[Begin]

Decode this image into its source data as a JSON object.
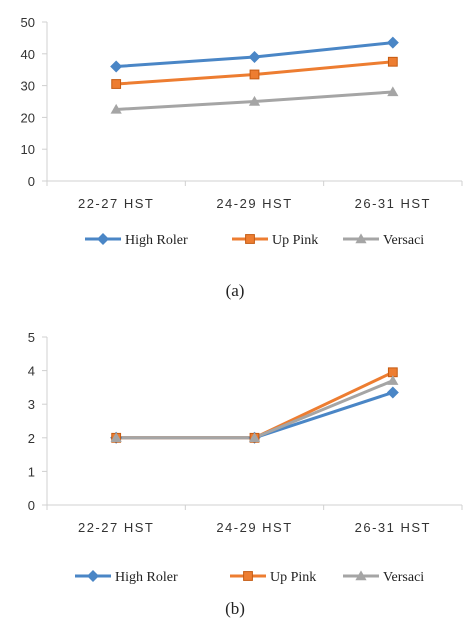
{
  "chart_data": [
    {
      "type": "line",
      "categories": [
        "22-27 HST",
        "24-29 HST",
        "26-31 HST"
      ],
      "series": [
        {
          "name": "High Roler",
          "values": [
            36,
            39,
            43.5
          ],
          "marker": "diamond"
        },
        {
          "name": "Up Pink",
          "values": [
            30.5,
            33.5,
            37.5
          ],
          "marker": "square"
        },
        {
          "name": "Versaci",
          "values": [
            22.5,
            25,
            28
          ],
          "marker": "triangle"
        }
      ],
      "ylim": [
        0,
        50
      ],
      "yticks": [
        0,
        10,
        20,
        30,
        40,
        50
      ],
      "grid": false,
      "legend": "bottom",
      "caption": "(a)"
    },
    {
      "type": "line",
      "categories": [
        "22-27 HST",
        "24-29 HST",
        "26-31 HST"
      ],
      "series": [
        {
          "name": "High Roler",
          "values": [
            2,
            2,
            3.35
          ],
          "marker": "diamond"
        },
        {
          "name": "Up Pink",
          "values": [
            2,
            2,
            3.95
          ],
          "marker": "square"
        },
        {
          "name": "Versaci",
          "values": [
            2,
            2,
            3.7
          ],
          "marker": "triangle"
        }
      ],
      "ylim": [
        0,
        5
      ],
      "yticks": [
        0,
        1,
        2,
        3,
        4,
        5
      ],
      "grid": false,
      "legend": "bottom",
      "caption": "(b)"
    }
  ],
  "colors": {
    "High Roler": "#4a86c6",
    "Up Pink": "#ed7d31",
    "Versaci": "#a5a5a5",
    "axis": "#d0d0d0"
  }
}
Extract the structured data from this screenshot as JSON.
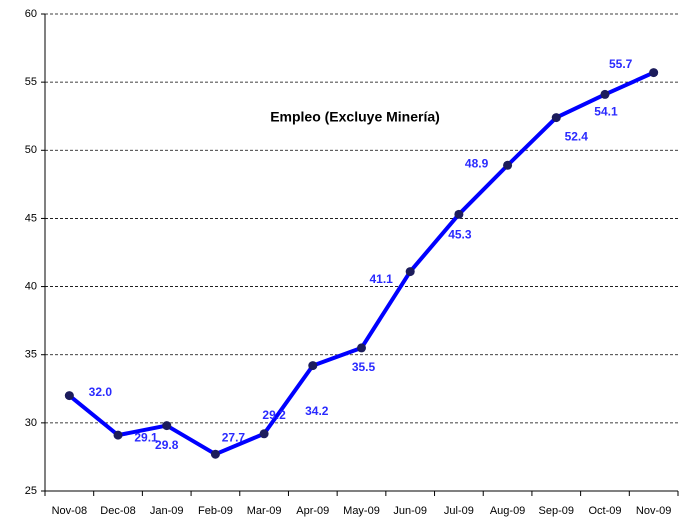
{
  "chart_data": {
    "type": "line",
    "title": "Empleo (Excluye Minería)",
    "categories": [
      "Nov-08",
      "Dec-08",
      "Jan-09",
      "Feb-09",
      "Mar-09",
      "Apr-09",
      "May-09",
      "Jun-09",
      "Jul-09",
      "Aug-09",
      "Sep-09",
      "Oct-09",
      "Nov-09"
    ],
    "series": [
      {
        "color": "#0000ff",
        "marker_color": "#1c1c5c",
        "values": [
          32.0,
          29.1,
          29.8,
          27.7,
          29.2,
          34.2,
          35.5,
          41.1,
          45.3,
          48.9,
          52.4,
          54.1,
          55.7
        ],
        "value_labels": [
          "32.0",
          "29.1",
          "29.8",
          "27.7",
          "29.2",
          "34.2",
          "35.5",
          "41.1",
          "45.3",
          "48.9",
          "52.4",
          "54.1",
          "55.7"
        ]
      }
    ],
    "ylim": [
      25,
      60
    ],
    "yticks": [
      25,
      30,
      35,
      40,
      45,
      50,
      55,
      60
    ],
    "grid": true
  }
}
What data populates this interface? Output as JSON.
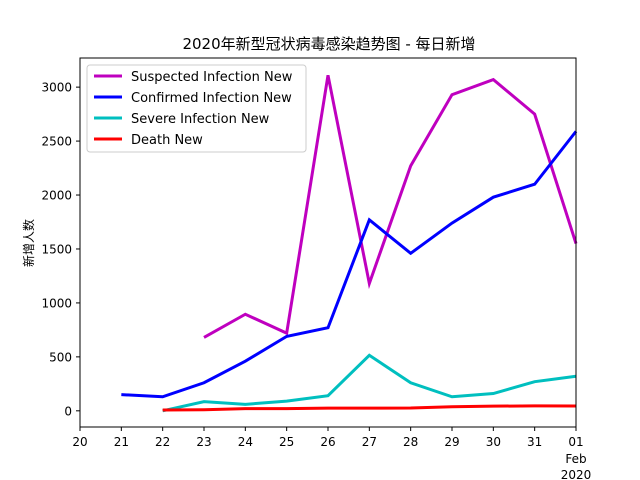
{
  "chart_data": {
    "type": "line",
    "title": "2020年新型冠状病毒感染趋势图 - 每日新增",
    "xlabel": "",
    "ylabel": "新增人数",
    "x": [
      "2020-01-20",
      "2020-01-21",
      "2020-01-22",
      "2020-01-23",
      "2020-01-24",
      "2020-01-25",
      "2020-01-26",
      "2020-01-27",
      "2020-01-28",
      "2020-01-29",
      "2020-01-30",
      "2020-01-31",
      "2020-02-01"
    ],
    "x_tick_labels": [
      "20",
      "21",
      "22",
      "23",
      "24",
      "25",
      "26",
      "27",
      "28",
      "29",
      "30",
      "31",
      "01"
    ],
    "x_secondary_labels": [
      "Feb",
      "2020"
    ],
    "xlim": [
      "2020-01-20",
      "2020-02-01"
    ],
    "ylim": [
      -150,
      3270
    ],
    "y_ticks": [
      0,
      500,
      1000,
      1500,
      2000,
      2500,
      3000
    ],
    "grid": false,
    "legend_position": "upper left",
    "series": [
      {
        "name": "Suspected Infection New",
        "color": "#bf00bf",
        "points": [
          [
            "2020-01-23",
            680
          ],
          [
            "2020-01-24",
            895
          ],
          [
            "2020-01-25",
            720
          ],
          [
            "2020-01-26",
            3110
          ],
          [
            "2020-01-27",
            1180
          ],
          [
            "2020-01-28",
            2270
          ],
          [
            "2020-01-29",
            2930
          ],
          [
            "2020-01-30",
            3070
          ],
          [
            "2020-01-31",
            2750
          ],
          [
            "2020-02-01",
            1550
          ]
        ]
      },
      {
        "name": "Confirmed Infection New",
        "color": "#0000ff",
        "points": [
          [
            "2020-01-21",
            150
          ],
          [
            "2020-01-22",
            130
          ],
          [
            "2020-01-23",
            260
          ],
          [
            "2020-01-24",
            460
          ],
          [
            "2020-01-25",
            690
          ],
          [
            "2020-01-26",
            770
          ],
          [
            "2020-01-27",
            1770
          ],
          [
            "2020-01-28",
            1460
          ],
          [
            "2020-01-29",
            1740
          ],
          [
            "2020-01-30",
            1980
          ],
          [
            "2020-01-31",
            2100
          ],
          [
            "2020-02-01",
            2590
          ]
        ]
      },
      {
        "name": "Severe Infection New",
        "color": "#00bfbf",
        "points": [
          [
            "2020-01-22",
            0
          ],
          [
            "2020-01-23",
            85
          ],
          [
            "2020-01-24",
            60
          ],
          [
            "2020-01-25",
            90
          ],
          [
            "2020-01-26",
            140
          ],
          [
            "2020-01-27",
            515
          ],
          [
            "2020-01-28",
            260
          ],
          [
            "2020-01-29",
            130
          ],
          [
            "2020-01-30",
            160
          ],
          [
            "2020-01-31",
            270
          ],
          [
            "2020-02-01",
            320
          ]
        ]
      },
      {
        "name": "Death New",
        "color": "#ff0000",
        "points": [
          [
            "2020-01-22",
            8
          ],
          [
            "2020-01-23",
            10
          ],
          [
            "2020-01-24",
            20
          ],
          [
            "2020-01-25",
            20
          ],
          [
            "2020-01-26",
            25
          ],
          [
            "2020-01-27",
            25
          ],
          [
            "2020-01-28",
            26
          ],
          [
            "2020-01-29",
            38
          ],
          [
            "2020-01-30",
            43
          ],
          [
            "2020-01-31",
            46
          ],
          [
            "2020-02-01",
            45
          ]
        ]
      }
    ]
  }
}
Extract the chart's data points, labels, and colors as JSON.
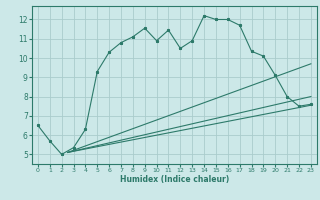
{
  "xlabel": "Humidex (Indice chaleur)",
  "bg_color": "#cce8e8",
  "grid_color": "#aacccc",
  "line_color": "#2d7a6a",
  "spine_color": "#2d7a6a",
  "xlim": [
    -0.5,
    23.5
  ],
  "ylim": [
    4.5,
    12.7
  ],
  "xticks": [
    0,
    1,
    2,
    3,
    4,
    5,
    6,
    7,
    8,
    9,
    10,
    11,
    12,
    13,
    14,
    15,
    16,
    17,
    18,
    19,
    20,
    21,
    22,
    23
  ],
  "yticks": [
    5,
    6,
    7,
    8,
    9,
    10,
    11,
    12
  ],
  "line1_x": [
    0,
    1,
    2,
    3,
    4,
    5,
    6,
    7,
    8,
    9,
    10,
    11,
    12,
    13,
    14,
    15,
    16,
    17,
    18,
    19,
    20,
    21,
    22,
    23
  ],
  "line1_y": [
    6.5,
    5.7,
    5.0,
    5.35,
    6.3,
    9.3,
    10.3,
    10.8,
    11.1,
    11.55,
    10.9,
    11.45,
    10.5,
    10.9,
    12.2,
    12.0,
    12.0,
    11.7,
    10.35,
    10.1,
    9.1,
    8.0,
    7.5,
    7.6
  ],
  "line2_x": [
    2.5,
    23
  ],
  "line2_y": [
    5.1,
    9.7
  ],
  "line3_x": [
    2.5,
    23
  ],
  "line3_y": [
    5.1,
    8.0
  ],
  "line4_x": [
    2.5,
    23
  ],
  "line4_y": [
    5.1,
    7.55
  ],
  "xtick_fontsize": 4.5,
  "ytick_fontsize": 5.5,
  "xlabel_fontsize": 5.5,
  "linewidth": 0.8,
  "marker_size": 2.0
}
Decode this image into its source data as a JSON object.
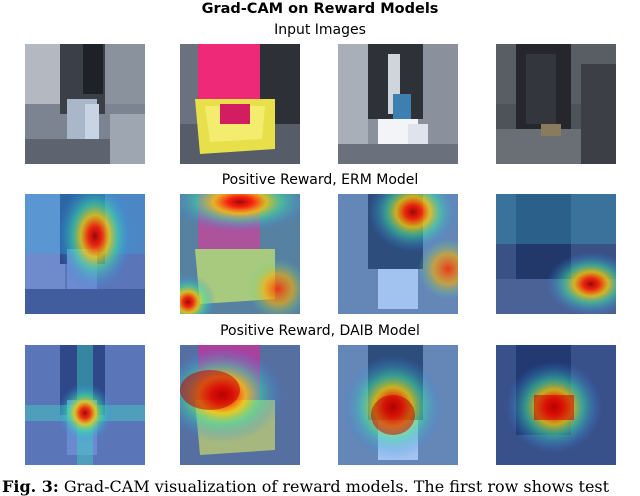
{
  "figure": {
    "title": "Grad-CAM on Reward Models",
    "rows": [
      {
        "label": "Input Images"
      },
      {
        "label": "Positive Reward, ERM Model"
      },
      {
        "label": "Positive Reward, DAIB Model"
      }
    ],
    "caption": {
      "label": "Fig. 3:",
      "text": " Grad-CAM visualization of reward models. The first row shows test"
    }
  }
}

[End]

### [WHAT IS NEEDED]
In the listing above, how many lines hold the word "this"? Give the number and nothing more.

### [THE RESULT]
4